--- Provided information ---

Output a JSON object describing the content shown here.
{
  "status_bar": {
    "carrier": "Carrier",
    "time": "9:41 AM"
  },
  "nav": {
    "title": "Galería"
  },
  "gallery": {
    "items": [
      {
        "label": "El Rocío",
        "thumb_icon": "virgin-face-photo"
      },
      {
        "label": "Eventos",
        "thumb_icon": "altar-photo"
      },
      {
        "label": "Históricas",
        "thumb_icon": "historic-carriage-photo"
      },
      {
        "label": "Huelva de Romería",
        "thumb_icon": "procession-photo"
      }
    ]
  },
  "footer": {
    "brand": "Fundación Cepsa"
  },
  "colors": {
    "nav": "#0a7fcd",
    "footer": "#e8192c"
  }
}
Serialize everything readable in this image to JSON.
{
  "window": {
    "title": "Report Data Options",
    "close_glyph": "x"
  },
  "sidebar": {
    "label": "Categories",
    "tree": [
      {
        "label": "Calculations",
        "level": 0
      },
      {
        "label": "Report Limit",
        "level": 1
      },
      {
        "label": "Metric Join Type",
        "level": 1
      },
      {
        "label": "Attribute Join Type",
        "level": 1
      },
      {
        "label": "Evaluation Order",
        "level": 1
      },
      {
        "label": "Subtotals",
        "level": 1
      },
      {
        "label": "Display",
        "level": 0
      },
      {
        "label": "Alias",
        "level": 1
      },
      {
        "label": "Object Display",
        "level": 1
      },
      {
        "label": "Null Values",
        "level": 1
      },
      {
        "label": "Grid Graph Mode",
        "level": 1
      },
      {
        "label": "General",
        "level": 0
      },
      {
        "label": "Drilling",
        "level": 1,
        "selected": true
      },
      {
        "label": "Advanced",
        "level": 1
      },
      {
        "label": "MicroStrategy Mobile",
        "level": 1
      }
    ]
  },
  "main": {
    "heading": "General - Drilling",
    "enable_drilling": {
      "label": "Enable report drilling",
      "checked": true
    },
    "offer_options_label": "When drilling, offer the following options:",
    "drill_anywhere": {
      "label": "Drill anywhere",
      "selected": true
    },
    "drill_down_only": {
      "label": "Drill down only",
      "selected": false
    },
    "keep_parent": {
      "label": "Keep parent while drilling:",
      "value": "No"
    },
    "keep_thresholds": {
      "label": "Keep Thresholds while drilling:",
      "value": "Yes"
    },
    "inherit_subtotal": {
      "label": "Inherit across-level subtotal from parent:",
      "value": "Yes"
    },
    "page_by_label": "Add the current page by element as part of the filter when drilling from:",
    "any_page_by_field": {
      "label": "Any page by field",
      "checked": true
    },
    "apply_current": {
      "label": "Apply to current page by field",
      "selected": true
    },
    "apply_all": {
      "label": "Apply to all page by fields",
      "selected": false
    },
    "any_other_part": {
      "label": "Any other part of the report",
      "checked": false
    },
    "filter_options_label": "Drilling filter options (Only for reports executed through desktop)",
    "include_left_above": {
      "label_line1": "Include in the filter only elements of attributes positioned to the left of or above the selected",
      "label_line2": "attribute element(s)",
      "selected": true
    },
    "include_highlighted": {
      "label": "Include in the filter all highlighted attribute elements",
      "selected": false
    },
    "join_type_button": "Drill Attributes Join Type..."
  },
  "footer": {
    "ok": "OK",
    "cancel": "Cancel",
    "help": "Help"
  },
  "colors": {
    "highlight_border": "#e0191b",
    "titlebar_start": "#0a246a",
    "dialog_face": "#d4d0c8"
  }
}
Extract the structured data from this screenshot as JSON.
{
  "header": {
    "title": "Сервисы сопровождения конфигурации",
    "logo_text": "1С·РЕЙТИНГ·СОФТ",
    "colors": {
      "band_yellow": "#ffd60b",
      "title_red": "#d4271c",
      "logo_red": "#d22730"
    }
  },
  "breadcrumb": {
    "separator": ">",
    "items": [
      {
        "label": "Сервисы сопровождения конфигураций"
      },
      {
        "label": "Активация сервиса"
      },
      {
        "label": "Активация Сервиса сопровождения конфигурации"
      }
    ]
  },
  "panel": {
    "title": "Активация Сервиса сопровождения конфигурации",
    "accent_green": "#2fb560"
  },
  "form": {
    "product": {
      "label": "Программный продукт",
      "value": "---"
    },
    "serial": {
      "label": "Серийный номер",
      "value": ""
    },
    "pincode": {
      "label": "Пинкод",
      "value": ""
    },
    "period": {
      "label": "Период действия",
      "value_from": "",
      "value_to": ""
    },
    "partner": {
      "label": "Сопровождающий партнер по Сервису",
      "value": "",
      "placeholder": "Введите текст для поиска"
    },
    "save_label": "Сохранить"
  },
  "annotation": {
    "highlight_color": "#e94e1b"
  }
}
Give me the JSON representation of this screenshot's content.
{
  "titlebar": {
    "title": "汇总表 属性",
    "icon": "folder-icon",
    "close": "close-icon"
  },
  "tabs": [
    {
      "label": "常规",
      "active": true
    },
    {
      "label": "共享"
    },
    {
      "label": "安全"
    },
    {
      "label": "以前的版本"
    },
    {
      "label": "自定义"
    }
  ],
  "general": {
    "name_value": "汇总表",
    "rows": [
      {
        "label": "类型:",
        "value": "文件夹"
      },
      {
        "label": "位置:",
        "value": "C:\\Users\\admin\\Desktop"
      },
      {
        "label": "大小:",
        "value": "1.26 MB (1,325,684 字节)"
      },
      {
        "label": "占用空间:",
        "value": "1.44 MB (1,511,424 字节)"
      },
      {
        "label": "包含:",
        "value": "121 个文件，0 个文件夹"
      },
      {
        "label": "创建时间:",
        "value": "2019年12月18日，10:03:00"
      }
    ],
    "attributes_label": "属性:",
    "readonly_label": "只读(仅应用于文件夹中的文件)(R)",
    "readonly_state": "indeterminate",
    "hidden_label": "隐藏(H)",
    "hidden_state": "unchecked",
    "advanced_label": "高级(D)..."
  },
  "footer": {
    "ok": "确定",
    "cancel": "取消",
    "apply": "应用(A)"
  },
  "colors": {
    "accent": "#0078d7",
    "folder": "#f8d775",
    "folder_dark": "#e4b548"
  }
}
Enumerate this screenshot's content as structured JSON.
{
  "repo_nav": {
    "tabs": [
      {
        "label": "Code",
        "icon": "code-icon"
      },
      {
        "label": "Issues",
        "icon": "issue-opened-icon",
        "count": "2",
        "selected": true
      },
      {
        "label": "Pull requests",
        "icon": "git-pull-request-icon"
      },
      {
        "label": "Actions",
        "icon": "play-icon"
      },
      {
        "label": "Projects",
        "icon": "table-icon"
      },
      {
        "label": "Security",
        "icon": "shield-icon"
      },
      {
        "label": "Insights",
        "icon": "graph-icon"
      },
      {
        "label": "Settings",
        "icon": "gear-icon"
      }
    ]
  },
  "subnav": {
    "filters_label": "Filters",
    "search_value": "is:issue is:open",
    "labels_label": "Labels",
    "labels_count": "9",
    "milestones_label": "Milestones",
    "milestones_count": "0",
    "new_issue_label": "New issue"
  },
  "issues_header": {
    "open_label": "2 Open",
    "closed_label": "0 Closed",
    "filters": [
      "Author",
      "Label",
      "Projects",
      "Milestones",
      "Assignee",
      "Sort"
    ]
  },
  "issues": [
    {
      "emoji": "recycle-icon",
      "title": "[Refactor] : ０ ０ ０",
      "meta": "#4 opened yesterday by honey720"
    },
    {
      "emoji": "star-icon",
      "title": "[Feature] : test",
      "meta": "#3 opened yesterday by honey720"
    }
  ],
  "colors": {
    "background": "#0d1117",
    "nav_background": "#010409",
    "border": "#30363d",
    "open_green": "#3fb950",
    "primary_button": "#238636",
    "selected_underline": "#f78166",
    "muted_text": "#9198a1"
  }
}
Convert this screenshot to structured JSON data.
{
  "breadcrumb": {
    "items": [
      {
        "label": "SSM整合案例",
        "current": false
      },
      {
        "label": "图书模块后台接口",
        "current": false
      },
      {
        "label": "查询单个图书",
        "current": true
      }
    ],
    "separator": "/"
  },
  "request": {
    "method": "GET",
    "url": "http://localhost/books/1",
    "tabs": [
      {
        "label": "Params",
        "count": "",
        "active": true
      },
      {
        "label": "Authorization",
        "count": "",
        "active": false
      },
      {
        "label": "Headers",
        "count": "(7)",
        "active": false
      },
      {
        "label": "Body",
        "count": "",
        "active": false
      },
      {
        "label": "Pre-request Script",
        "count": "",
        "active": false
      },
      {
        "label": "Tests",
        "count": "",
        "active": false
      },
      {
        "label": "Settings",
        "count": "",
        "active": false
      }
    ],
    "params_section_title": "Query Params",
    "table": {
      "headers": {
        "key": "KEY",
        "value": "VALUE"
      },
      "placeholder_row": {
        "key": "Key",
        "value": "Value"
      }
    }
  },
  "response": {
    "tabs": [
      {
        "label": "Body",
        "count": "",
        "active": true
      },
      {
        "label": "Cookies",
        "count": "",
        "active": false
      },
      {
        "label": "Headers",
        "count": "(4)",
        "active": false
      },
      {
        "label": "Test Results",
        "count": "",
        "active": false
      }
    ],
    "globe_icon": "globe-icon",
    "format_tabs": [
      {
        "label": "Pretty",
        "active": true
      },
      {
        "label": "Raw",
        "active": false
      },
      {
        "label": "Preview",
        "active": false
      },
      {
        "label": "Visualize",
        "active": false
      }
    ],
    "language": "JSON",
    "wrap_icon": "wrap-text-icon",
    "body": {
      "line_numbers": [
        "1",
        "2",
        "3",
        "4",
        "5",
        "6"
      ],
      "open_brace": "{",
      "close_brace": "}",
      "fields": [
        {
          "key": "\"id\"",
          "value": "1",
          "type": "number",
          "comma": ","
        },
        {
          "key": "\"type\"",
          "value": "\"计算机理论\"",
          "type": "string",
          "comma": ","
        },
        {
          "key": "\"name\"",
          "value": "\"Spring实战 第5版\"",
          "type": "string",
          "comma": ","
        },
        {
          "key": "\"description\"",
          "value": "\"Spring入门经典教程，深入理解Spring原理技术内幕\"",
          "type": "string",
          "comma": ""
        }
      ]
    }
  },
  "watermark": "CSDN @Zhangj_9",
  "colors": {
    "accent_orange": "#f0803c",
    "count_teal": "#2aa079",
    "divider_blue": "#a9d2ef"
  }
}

---

● **Your task**: Find the word "Сервисы" in the material, then list each line that holds it.

● **Task answer**:
    "title": "Сервисы сопровождения конфигурации",
        "label": "Сервисы сопровождения конфигураций"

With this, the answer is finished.